Kebodohan Ruwaibidoh Bicara HAMAS dan Hubungan Internasional

𝐑𝐮𝐰𝐚𝐢𝐛𝐢𝐝̣𝐨𝐡 𝐁𝐢𝐜𝐚𝐫𝐚 𝐇𝐮𝐛𝐮𝐧𝐠𝐚𝐧 𝐈𝐧𝐭𝐞𝐫𝐧𝐚𝐬𝐢𝐨𝐧𝐚𝐥

Oleh: Arsyad Syahrial

Membaca postingan sebagaimana terlampir dari seseakun PENDAKU Salafiyy sekte Kokohiyyūn ini saya asli ketawa ngakak…

Bagaimana tidak…?

Seseakun ini begitu sotoy bicara perkara international relations & politics. Gayanya macam professor doktor pakar HI, tetapi kentara sekali cupet wawasan dan minim literasinya. 🥴

Sayangnya akunnya dikunci, jadi tak bisa dikomentari selain oleh friend list-nya. Maka sanggahan atas postingannya itu saya tulis di sini saja.

So, langsung saja:

Pertama-tama, jelas oknum ini tak paham bahwa dalam hubungan internasional itu ada terminologi "state actor" dan "non-state actor". "State actor" jelas, yaitu: negara berikut pemerintahannya. Sedangkan "non-state actor" itu secara harfiahnya "pemain" non-negara tetapi sangat powerful sehingga bisa "memaksa" state actor untuk mengakui, bernegosiasi, bahkan berperang melawan non-state actor tersebut.

Contoh dari non-state actor itu adalah:
- Hizbullah di Lebanon.
- GAM sewaktu berunding dengan Pemerintah RI (atas inisiatif JK) di Helsinki tahun 2005,
- Ṭōliban sebelum berhasil merebut kembali Afghanistan di tahun 2021,
- Kartel Narkoba di Amerika Latin semisal: Los Zetas, Sinaloa, Medellin, Cali.

Semua itu dikategorikan non-state actor. Nah sampai di sini apa dapat dipahami? Kalau iya maka bisa lanjut diskusinya… namun kalau tak mengerti, atau tak mau mengerti, and still stubborn with own's opinion, ya saya stop saja karena percuma, kayak ngomong sama tembok… 😴

So I assume that ybs paham, jadi saya lanjutkan ya… 😅

Adapun istolah "OrMas", maka itu istilah lokal di Nusantara. So jangan bawa-bawa istilah lokal deh untuk diskusi perkara beginian, malu-maluin tauk…?!? 🙈

Jangan dipikir Ḥ4M4S itu sama dengan BanSer yang demennya main cosplay ya? Jangan…! Karena lagi-lagi hal itu malu-maluin, tauk…?!? 🙈

FYI, pemimpin yang sah dari Palestinian Authority itu seharusnya adalah Ḥ4M4S. Iya karena Ḥ4M4S adalah sebagai pemenang pemilu pada tanggal 25 January 2006 yang diadakan untuk memilih Palestinian Legislative Council (PLC), yaitu "dewan legislasi" dari Palestinian National Authority (PNA). Hasilnya, Ḥ4M4S meraih 44,45% suara (74 dari 132 kursi), sedangkan Fatah hanya meraih 41,43% suara (45 dari 132 kursi). Jadi seharusnya adalah Ismā-ȉl Haniyah atau Ḳōlid Maṡàl lah yang menjadi President Palestina, bukan si Maḥmūd Àbbās.

(Catatan)
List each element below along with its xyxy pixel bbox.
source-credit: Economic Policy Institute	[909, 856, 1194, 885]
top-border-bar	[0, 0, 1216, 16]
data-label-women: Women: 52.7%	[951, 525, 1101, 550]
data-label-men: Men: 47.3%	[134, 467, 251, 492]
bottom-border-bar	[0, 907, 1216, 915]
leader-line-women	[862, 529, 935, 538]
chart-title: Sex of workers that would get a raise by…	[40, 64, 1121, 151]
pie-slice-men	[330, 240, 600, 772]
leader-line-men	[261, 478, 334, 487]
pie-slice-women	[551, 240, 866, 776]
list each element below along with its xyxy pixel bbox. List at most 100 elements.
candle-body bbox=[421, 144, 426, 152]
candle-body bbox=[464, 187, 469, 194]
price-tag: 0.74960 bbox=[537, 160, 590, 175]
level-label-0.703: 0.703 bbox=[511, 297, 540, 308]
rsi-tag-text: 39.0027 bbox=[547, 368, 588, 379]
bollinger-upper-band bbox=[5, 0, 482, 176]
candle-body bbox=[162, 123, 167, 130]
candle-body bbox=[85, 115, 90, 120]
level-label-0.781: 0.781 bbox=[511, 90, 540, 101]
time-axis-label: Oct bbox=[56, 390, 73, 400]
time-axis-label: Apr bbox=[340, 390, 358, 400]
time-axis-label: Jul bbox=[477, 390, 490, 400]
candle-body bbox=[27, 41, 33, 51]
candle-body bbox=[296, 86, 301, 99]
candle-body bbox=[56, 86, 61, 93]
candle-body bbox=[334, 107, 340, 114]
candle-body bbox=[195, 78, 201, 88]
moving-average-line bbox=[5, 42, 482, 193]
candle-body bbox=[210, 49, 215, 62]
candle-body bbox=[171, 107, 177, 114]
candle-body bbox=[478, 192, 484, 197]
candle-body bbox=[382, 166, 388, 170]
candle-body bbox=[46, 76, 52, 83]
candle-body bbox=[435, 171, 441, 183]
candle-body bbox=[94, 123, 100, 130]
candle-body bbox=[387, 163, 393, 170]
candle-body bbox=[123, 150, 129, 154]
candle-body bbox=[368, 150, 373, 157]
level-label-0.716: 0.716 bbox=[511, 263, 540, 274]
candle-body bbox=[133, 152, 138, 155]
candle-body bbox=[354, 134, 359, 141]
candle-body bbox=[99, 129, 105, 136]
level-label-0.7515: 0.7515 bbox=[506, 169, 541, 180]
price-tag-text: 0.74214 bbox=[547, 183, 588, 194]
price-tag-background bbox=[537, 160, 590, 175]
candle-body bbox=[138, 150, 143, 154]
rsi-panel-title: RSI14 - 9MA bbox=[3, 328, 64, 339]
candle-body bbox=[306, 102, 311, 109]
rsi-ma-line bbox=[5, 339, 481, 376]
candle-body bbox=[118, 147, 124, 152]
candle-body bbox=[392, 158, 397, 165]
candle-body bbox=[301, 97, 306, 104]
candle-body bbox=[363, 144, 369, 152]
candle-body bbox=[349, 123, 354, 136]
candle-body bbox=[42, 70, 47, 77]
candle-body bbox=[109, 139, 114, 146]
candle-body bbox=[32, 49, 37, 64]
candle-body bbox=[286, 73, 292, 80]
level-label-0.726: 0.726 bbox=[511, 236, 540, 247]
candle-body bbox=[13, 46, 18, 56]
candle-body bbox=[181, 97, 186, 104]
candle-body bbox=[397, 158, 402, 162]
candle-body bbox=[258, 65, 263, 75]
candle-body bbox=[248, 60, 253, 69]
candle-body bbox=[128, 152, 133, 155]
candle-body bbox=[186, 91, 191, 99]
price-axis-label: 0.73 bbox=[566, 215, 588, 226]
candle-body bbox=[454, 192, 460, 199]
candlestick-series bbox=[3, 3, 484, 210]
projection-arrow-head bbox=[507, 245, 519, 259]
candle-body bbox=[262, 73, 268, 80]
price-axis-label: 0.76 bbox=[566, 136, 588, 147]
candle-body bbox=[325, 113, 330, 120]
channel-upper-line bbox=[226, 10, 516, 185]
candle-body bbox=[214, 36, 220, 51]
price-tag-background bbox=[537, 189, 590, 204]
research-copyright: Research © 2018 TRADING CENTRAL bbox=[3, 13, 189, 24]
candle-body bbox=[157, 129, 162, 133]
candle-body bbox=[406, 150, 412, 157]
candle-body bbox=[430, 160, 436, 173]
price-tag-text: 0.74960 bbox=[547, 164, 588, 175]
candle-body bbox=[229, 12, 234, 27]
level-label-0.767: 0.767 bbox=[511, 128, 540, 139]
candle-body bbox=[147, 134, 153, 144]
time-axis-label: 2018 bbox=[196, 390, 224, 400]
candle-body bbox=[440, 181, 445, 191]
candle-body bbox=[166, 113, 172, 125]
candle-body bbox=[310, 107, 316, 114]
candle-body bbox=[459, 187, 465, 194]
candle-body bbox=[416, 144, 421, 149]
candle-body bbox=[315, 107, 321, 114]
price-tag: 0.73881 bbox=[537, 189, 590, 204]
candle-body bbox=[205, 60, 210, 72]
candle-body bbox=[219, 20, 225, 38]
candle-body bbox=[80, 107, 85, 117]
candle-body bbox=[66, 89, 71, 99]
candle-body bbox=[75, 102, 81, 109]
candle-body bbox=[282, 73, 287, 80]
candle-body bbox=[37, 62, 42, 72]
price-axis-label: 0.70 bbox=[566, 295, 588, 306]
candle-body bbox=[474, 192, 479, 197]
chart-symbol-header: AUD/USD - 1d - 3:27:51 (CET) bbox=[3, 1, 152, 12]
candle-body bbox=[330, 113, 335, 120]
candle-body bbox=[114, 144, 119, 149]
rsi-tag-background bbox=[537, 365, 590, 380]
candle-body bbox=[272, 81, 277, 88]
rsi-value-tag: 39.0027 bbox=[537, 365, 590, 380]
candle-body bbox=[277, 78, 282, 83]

▸ **TUGAS ANDA**:
Salin tanpa perubahan bagian teks tentang hubungan internasional itu, mulai dari "𝐑𝐮𝐰𝐚𝐢𝐛𝐢𝐝̣𝐨𝐡 𝐁𝐢𝐜𝐚𝐫𝐚 𝐇𝐮𝐛𝐮𝐧𝐠𝐚𝐧" terus ke bawah sampai "Bagaimana tidak…?". Kerjakan hanya dengan berpegang pada teks di atas.

▸ **JAWABAN TERTULIS**:
𝐑𝐮𝐰𝐚𝐢𝐛𝐢𝐝̣𝐨𝐡 𝐁𝐢𝐜𝐚𝐫𝐚 𝐇𝐮𝐛𝐮𝐧𝐠𝐚𝐧 𝐈𝐧𝐭𝐞𝐫𝐧𝐚𝐬𝐢𝐨𝐧𝐚𝐥

Oleh: Arsyad Syahrial

Membaca postingan sebagaimana terlampir dari seseakun PENDAKU Salafiyy sekte Kokohiyyūn ini saya asli ketawa ngakak…

Bagaimana tidak…?